Everything from the line with "What text is on this page?" through the last line of the records below should be copied exactly, both ends included.

- [Exercise inputs]:
— Begin —

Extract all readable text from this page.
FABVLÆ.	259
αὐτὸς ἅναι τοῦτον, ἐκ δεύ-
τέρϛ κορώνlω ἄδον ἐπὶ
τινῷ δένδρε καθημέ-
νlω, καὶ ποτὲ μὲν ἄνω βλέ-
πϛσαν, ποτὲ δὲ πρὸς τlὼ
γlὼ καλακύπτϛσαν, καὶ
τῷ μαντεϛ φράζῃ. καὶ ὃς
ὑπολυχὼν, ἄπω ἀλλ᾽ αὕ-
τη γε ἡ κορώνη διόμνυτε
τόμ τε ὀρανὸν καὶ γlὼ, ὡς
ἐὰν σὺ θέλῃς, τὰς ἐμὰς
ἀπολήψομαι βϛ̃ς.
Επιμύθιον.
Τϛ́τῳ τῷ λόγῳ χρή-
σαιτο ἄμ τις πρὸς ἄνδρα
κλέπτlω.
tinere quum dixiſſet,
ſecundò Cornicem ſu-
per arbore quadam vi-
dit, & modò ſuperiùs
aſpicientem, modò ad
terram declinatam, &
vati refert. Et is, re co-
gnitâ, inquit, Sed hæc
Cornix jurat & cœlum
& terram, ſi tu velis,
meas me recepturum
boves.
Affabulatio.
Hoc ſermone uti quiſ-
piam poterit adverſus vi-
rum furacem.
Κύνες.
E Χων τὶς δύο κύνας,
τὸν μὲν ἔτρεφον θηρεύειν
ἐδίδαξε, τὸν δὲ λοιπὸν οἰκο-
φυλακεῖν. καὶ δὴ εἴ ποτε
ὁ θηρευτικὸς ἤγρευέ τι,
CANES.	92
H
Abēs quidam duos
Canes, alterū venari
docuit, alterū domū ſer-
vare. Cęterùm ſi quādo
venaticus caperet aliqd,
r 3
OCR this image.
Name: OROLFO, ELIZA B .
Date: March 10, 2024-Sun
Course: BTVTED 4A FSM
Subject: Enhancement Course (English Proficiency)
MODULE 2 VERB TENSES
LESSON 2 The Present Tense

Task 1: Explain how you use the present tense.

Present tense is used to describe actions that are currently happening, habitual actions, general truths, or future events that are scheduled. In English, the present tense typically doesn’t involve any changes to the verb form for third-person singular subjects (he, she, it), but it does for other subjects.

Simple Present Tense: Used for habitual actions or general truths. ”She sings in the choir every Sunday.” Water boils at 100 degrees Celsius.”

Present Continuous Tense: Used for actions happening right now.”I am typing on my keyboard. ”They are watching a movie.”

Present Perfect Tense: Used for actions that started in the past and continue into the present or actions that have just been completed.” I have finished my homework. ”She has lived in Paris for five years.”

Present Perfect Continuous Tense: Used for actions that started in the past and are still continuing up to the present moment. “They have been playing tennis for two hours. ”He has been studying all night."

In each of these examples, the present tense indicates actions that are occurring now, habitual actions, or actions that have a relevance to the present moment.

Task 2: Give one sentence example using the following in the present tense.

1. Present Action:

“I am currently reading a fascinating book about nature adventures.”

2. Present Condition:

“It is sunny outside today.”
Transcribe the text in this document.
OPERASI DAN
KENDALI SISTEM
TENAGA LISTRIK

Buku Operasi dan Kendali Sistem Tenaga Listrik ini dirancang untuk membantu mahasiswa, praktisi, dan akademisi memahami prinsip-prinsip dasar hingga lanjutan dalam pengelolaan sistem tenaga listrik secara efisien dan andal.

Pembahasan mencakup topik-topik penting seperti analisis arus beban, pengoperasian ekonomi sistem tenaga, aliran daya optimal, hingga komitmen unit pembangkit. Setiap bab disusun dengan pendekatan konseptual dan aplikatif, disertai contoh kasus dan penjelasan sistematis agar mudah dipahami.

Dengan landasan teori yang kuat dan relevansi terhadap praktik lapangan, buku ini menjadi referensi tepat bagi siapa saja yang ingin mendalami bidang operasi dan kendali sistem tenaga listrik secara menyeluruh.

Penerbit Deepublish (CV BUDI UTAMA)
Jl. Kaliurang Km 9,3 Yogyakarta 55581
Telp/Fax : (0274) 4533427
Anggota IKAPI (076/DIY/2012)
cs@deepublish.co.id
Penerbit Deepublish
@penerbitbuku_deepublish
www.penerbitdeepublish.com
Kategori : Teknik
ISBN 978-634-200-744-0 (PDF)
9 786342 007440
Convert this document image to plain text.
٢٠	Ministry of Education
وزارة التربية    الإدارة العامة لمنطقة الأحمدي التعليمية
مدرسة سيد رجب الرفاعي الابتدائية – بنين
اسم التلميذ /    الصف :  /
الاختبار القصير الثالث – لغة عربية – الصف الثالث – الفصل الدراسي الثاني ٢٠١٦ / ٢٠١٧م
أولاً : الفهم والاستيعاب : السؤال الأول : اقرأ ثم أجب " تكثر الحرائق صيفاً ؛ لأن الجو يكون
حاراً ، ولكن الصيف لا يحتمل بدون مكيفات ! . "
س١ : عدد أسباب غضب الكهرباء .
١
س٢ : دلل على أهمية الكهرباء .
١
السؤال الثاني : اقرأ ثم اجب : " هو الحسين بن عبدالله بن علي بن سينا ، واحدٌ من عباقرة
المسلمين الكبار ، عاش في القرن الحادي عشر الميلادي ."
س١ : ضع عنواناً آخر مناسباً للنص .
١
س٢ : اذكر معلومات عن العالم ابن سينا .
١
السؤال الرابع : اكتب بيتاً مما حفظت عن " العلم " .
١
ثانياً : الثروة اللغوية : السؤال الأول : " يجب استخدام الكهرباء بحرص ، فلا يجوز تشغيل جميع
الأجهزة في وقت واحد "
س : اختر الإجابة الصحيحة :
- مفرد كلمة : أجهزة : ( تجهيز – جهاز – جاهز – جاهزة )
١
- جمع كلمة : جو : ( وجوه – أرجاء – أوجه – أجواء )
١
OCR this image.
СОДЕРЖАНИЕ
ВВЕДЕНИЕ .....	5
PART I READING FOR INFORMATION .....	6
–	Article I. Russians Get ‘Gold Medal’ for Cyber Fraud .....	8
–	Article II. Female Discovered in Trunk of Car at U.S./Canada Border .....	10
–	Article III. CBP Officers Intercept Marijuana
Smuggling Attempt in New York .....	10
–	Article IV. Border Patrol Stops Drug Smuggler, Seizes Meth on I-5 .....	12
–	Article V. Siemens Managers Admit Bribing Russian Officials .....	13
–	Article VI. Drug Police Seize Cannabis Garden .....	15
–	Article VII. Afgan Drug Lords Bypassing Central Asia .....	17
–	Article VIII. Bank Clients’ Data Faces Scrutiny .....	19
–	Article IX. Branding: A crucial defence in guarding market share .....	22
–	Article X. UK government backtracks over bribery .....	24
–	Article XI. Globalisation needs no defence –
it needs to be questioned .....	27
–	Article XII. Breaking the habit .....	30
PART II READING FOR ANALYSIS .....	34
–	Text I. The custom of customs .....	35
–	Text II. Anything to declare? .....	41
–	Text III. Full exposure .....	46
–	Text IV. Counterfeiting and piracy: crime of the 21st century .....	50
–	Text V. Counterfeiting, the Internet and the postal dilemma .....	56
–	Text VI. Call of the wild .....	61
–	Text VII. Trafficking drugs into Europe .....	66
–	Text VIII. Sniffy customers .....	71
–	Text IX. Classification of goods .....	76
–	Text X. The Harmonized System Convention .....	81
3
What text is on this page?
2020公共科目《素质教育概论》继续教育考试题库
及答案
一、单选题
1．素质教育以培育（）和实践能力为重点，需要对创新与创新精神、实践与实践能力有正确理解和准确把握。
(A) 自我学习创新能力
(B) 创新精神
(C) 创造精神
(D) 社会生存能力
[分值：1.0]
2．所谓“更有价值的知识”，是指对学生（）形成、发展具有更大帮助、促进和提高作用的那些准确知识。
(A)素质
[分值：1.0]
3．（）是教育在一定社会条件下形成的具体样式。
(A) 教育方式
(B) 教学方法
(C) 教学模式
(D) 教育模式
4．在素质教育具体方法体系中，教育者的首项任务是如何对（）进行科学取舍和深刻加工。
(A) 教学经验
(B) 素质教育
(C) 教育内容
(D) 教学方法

— End —

- [Output]:
What text is on this page?
2020公共科目《素质教育概论》继续教育考试题库
及答案
一、单选题
1．素质教育以培育（）和实践能力为重点，需要对创新与创新精神、实践与实践能力有正确理解和准确把握。
(A) 自我学习创新能力
(B) 创新精神
(C) 创造精神
(D) 社会生存能力
[分值：1.0]
2．所谓“更有价值的知识”，是指对学生（）形成、发展具有更大帮助、促进和提高作用的那些准确知识。
(A)素质
[分值：1.0]
3．（）是教育在一定社会条件下形成的具体样式。
(A) 教育方式
(B) 教学方法
(C) 教学模式
(D) 教育模式
4．在素质教育具体方法体系中，教育者的首项任务是如何对（）进行科学取舍和深刻加工。
(A) 教学经验
(B) 素质教育
(C) 教育内容
(D) 教学方法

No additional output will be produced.